╭─ Exercise input
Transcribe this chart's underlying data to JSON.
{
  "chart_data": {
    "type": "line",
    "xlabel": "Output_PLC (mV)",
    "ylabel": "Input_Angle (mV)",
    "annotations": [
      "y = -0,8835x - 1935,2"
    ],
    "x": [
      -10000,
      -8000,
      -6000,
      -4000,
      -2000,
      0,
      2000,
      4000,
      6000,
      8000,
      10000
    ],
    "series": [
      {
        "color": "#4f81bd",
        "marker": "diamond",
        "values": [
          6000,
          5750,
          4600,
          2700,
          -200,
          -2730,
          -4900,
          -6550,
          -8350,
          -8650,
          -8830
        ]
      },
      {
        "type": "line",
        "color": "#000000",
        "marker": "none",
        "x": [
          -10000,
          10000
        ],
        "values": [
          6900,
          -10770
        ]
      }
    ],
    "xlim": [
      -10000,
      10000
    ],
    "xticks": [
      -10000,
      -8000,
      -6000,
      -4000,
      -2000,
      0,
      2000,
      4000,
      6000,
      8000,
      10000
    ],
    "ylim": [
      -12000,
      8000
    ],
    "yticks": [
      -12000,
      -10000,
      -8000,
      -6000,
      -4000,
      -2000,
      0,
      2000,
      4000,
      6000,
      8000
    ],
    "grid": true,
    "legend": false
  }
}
╰─
╭─ Exercise input
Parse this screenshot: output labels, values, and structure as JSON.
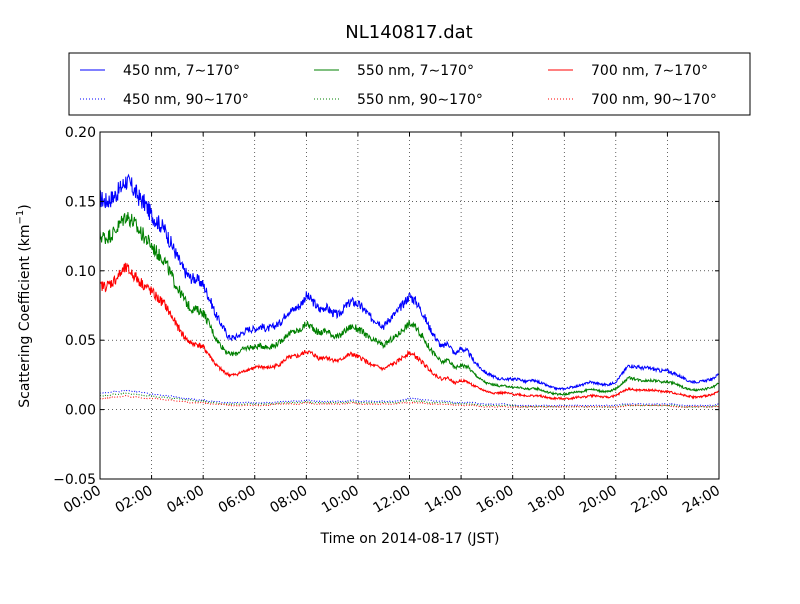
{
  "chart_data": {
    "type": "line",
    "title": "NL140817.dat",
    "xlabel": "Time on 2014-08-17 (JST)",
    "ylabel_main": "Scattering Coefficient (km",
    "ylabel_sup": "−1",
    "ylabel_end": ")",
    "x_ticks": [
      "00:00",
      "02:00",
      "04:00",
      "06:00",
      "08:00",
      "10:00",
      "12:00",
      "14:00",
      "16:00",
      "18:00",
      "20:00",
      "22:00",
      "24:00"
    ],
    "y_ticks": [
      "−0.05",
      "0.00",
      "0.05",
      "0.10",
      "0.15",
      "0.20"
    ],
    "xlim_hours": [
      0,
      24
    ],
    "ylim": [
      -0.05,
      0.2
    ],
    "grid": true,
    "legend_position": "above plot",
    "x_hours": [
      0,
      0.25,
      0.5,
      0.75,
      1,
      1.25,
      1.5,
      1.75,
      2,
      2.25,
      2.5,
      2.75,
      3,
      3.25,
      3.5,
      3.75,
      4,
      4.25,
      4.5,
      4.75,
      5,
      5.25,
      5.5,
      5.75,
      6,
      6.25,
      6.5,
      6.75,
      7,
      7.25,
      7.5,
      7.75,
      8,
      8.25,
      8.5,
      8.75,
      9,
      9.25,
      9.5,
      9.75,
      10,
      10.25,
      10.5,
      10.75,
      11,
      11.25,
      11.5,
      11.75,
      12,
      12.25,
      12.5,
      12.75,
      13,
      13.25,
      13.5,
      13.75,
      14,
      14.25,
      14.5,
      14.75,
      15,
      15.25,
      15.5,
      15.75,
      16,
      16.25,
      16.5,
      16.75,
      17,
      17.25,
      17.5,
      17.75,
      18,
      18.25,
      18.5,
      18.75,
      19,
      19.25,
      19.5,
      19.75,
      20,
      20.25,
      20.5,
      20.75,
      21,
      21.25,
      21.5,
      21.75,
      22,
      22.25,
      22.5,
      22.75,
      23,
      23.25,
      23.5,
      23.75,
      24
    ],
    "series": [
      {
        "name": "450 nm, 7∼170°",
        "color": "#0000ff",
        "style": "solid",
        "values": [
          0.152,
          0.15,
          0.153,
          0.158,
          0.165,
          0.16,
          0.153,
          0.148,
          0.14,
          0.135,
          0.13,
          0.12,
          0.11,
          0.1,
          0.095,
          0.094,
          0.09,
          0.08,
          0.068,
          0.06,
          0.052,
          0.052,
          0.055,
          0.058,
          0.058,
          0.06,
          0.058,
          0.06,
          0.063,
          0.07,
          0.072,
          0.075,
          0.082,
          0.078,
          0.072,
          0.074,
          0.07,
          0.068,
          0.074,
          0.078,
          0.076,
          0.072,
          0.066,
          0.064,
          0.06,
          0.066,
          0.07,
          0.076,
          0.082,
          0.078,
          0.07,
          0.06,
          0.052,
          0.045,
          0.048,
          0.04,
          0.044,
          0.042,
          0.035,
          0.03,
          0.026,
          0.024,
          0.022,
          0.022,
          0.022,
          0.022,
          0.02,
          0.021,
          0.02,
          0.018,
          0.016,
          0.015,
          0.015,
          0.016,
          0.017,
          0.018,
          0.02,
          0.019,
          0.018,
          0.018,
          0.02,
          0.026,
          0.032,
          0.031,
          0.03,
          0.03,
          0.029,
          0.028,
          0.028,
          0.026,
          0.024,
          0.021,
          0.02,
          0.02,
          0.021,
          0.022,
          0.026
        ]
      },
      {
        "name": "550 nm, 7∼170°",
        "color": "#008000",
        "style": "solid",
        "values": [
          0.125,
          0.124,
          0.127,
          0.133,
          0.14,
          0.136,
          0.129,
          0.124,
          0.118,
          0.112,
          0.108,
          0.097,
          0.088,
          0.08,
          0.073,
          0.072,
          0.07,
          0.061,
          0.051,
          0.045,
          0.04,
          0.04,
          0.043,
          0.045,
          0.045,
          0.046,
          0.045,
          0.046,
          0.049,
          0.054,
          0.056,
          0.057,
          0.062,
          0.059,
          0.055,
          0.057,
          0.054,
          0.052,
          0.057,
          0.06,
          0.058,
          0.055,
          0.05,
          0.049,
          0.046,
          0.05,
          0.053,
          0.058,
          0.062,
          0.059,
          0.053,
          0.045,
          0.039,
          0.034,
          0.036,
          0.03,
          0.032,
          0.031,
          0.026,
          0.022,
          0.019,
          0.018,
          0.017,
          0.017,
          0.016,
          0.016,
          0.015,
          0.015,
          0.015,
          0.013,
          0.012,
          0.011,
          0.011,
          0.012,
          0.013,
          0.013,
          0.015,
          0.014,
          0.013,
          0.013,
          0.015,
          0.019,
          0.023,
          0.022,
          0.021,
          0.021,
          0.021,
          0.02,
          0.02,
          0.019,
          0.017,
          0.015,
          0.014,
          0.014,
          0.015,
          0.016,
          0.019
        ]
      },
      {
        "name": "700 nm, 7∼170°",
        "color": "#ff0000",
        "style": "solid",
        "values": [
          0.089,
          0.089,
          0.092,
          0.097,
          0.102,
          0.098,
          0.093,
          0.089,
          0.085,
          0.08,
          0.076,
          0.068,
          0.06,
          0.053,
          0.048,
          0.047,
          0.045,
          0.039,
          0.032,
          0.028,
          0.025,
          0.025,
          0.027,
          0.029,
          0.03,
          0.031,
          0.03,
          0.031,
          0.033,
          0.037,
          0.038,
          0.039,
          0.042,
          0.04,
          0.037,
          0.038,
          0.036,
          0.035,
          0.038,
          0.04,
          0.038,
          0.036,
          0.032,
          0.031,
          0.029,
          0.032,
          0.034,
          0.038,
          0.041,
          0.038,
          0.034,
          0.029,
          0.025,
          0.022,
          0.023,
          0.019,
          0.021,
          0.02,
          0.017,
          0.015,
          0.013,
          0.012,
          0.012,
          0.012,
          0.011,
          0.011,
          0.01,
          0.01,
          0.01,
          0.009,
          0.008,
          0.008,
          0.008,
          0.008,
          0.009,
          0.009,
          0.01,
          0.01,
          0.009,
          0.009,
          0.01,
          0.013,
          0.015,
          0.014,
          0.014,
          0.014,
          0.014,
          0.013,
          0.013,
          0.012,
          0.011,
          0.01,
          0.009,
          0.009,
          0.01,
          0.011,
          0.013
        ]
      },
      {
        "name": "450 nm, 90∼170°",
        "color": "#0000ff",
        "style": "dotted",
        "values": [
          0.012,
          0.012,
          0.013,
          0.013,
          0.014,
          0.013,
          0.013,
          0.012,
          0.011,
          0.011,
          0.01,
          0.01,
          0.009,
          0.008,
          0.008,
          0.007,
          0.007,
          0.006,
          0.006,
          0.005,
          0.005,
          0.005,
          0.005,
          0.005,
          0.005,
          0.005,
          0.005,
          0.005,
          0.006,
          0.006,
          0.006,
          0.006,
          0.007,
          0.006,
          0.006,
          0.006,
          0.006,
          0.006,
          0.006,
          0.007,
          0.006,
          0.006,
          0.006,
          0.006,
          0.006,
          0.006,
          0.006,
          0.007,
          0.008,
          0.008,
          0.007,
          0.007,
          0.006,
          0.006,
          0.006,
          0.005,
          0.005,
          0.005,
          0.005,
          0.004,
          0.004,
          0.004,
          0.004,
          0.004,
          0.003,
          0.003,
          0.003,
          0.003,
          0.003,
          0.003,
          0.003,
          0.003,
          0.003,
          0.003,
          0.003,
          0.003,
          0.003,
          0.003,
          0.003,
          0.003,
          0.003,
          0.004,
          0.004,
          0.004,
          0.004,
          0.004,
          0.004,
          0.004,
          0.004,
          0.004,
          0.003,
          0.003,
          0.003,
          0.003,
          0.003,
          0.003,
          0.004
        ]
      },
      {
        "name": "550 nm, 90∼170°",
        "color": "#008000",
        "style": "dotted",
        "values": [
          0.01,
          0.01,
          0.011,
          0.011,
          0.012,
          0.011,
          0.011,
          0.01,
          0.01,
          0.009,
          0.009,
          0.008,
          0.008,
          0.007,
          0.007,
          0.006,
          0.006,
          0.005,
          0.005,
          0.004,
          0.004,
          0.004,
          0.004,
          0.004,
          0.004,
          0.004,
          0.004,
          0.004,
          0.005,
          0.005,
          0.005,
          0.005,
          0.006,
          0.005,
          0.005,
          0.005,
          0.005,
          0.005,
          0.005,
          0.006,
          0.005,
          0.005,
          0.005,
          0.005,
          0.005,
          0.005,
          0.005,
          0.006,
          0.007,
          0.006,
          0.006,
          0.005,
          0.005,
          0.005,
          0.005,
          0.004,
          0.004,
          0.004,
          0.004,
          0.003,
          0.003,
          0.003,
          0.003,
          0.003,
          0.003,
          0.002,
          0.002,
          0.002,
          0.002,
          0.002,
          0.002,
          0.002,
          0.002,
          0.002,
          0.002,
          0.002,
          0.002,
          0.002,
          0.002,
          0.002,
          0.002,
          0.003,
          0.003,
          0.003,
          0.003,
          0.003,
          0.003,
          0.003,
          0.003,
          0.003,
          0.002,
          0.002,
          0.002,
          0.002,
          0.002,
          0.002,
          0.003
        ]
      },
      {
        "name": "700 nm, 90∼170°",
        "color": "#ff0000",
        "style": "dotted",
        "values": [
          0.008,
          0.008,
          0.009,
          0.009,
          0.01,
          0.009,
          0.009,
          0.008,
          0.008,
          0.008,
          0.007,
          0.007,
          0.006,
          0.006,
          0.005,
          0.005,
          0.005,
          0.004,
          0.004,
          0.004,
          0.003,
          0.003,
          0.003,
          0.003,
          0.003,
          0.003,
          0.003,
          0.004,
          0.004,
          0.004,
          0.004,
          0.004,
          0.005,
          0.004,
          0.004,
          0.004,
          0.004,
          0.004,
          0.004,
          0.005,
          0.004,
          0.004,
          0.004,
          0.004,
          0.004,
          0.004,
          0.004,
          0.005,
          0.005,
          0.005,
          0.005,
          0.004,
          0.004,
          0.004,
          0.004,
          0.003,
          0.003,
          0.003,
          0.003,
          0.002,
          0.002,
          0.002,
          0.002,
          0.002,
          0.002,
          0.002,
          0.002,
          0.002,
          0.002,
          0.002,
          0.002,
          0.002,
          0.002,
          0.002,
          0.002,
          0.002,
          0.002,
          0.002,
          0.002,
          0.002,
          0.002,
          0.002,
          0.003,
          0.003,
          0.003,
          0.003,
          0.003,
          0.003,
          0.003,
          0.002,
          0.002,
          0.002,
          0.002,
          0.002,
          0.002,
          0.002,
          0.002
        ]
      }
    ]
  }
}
╰─
╭─ Exercise input
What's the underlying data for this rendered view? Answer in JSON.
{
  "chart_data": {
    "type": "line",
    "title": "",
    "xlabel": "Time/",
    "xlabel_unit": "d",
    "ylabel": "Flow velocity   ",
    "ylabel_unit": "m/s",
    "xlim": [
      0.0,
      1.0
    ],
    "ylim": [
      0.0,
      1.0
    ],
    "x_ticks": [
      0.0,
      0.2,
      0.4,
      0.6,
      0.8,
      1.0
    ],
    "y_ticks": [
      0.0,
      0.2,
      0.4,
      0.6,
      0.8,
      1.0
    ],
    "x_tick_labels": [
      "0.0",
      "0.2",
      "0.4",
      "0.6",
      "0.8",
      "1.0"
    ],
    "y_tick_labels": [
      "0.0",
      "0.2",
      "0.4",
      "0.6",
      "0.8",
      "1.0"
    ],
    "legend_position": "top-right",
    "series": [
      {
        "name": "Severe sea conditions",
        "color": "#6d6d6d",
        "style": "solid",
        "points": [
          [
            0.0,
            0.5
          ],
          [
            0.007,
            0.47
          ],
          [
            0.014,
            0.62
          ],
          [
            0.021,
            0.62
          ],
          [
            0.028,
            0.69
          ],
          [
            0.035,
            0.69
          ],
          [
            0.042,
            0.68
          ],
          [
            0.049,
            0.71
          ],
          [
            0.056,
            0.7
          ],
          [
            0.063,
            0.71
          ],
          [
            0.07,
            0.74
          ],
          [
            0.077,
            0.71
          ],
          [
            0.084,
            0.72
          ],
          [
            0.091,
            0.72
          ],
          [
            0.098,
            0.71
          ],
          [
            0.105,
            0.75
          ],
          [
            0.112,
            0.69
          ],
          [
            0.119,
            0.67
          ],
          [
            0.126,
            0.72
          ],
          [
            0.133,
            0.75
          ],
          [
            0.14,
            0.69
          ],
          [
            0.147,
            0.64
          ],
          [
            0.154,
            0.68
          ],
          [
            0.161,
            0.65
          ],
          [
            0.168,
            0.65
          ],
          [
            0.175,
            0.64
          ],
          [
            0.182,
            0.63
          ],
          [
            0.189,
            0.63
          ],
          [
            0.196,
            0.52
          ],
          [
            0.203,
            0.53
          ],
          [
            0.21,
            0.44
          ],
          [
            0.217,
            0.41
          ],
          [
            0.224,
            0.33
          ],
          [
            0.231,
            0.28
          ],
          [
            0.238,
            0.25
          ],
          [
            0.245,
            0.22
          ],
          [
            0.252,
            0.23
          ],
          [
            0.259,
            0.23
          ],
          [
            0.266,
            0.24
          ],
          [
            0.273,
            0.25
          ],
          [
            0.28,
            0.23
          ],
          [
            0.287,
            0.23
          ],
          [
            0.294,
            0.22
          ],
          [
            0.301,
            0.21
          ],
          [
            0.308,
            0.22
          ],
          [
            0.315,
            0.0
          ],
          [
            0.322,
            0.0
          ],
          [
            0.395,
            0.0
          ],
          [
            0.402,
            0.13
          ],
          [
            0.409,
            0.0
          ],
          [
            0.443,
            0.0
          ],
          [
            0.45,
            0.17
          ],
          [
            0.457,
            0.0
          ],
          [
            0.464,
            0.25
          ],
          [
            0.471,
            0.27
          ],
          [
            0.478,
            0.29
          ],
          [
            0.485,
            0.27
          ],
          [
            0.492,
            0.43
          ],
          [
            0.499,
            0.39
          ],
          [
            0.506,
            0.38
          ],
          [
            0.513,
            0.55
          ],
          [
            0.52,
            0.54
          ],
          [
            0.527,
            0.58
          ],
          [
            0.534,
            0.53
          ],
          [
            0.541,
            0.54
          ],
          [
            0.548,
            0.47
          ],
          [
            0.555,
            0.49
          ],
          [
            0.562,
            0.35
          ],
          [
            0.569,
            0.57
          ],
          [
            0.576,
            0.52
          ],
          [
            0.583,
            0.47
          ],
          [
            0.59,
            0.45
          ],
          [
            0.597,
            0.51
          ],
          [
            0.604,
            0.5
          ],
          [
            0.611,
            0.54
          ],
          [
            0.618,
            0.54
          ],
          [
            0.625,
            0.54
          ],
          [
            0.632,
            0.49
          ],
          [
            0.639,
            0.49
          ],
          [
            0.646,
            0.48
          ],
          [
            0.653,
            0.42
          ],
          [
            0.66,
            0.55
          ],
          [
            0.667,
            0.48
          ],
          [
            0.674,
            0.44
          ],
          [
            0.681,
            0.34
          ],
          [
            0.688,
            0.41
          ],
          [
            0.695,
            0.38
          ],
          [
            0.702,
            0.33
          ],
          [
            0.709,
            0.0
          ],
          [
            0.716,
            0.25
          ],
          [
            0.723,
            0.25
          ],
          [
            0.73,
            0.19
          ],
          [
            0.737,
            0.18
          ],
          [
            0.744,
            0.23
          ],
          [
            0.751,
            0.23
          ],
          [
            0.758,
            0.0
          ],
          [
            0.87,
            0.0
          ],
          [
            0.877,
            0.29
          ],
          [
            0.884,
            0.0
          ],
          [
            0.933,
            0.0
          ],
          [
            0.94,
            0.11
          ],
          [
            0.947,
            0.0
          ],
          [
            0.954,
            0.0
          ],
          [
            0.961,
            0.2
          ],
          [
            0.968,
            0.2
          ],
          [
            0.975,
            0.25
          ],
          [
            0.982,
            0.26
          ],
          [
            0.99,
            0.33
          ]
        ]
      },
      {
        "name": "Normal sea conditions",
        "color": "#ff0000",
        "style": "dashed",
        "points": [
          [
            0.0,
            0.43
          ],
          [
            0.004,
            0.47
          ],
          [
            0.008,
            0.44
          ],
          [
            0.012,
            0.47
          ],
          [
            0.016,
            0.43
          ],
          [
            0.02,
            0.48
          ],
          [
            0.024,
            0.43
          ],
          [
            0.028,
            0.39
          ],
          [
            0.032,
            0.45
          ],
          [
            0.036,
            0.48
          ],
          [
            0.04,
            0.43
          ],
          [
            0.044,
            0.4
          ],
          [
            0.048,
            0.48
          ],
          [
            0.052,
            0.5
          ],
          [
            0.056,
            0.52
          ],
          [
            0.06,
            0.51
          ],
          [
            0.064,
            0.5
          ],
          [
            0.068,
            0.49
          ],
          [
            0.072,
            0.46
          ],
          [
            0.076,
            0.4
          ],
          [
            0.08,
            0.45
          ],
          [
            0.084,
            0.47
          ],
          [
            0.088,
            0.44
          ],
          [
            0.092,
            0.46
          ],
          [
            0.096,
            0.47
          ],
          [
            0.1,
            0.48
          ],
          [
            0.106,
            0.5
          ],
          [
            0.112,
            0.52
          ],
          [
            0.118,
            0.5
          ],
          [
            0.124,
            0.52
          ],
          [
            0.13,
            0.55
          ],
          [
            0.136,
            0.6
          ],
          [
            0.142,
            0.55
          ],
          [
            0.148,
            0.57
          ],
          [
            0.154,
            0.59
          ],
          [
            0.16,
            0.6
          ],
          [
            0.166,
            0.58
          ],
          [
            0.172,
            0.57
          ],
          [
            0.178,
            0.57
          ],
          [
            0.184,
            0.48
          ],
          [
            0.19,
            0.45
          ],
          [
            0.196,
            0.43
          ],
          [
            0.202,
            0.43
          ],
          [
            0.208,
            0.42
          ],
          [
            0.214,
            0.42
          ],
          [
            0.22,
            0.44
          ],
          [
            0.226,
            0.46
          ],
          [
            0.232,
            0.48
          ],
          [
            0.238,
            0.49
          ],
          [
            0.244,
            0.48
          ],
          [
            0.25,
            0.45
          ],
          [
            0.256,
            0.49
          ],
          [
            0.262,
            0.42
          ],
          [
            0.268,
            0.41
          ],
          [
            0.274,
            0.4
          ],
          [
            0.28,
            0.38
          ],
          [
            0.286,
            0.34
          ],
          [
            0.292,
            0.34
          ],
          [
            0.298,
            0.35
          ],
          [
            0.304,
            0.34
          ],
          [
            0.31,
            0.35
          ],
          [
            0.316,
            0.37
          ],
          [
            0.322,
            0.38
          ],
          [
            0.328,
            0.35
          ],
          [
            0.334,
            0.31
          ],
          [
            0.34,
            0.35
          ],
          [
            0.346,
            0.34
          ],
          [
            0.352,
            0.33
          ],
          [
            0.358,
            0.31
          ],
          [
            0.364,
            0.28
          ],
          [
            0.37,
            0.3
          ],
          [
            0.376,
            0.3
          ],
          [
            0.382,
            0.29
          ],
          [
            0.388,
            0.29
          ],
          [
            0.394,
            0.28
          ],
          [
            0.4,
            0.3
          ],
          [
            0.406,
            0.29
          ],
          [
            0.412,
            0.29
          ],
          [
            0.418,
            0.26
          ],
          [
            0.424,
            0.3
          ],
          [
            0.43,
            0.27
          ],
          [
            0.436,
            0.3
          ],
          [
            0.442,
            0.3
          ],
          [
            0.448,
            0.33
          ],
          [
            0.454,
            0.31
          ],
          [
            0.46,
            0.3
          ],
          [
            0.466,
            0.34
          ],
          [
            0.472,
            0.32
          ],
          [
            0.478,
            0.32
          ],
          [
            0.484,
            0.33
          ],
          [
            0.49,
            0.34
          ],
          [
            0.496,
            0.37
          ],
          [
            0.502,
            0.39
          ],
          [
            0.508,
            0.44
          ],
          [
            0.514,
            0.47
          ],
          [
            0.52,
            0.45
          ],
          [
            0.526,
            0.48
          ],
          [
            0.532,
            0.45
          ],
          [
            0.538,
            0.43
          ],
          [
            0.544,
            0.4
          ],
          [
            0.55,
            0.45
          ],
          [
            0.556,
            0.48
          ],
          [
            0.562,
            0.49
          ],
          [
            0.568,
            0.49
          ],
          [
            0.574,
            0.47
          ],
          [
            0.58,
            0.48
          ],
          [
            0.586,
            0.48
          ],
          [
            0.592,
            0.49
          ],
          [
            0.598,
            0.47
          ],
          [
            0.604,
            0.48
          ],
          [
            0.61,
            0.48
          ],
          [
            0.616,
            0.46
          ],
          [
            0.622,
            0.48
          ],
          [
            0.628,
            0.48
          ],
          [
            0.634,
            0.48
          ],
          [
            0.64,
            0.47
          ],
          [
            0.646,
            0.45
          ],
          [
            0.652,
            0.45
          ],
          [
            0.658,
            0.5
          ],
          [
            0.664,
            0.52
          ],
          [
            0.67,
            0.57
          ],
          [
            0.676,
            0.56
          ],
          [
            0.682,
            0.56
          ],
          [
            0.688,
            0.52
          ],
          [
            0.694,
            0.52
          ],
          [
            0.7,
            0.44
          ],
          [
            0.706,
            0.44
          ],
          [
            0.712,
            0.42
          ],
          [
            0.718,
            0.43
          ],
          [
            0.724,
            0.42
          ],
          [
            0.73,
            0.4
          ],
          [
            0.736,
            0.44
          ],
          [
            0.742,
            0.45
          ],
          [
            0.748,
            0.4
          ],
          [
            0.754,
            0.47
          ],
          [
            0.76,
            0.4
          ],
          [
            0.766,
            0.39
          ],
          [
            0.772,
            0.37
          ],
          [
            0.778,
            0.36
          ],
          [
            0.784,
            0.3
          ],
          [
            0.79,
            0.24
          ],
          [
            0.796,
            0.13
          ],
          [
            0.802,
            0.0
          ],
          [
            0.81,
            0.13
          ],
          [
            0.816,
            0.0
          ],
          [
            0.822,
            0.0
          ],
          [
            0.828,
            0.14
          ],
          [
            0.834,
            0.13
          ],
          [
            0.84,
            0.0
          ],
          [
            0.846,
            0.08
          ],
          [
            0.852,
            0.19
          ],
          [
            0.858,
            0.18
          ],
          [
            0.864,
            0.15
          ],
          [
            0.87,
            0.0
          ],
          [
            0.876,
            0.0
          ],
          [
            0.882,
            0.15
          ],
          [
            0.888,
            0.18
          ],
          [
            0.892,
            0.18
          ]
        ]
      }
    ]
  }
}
╰─
Directions:
In the entries above, identify every line with the string "underlying".

Solution to the exercise:
Transcribe this chart's underlying data to JSON.
What's the underlying data for this rendered view? Answer in JSON.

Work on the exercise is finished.